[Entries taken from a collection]
▽

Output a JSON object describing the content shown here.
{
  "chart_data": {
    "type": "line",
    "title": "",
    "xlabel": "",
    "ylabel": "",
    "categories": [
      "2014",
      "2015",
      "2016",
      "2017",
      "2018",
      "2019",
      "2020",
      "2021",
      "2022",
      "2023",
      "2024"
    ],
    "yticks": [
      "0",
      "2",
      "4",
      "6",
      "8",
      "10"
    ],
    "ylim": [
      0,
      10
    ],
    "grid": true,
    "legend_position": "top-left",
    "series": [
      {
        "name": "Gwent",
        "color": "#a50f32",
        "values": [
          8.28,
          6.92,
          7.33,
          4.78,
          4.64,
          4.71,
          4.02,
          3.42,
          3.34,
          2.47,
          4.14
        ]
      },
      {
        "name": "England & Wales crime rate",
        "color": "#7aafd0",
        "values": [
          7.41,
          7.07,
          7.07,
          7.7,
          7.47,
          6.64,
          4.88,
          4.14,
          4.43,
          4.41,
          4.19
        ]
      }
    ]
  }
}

△

# [What you are asked to do]
Which lines of the data include "name"? Copy each of them.

# [Complete output]
        "name": "Gwent",
        "name": "England & Wales crime rate",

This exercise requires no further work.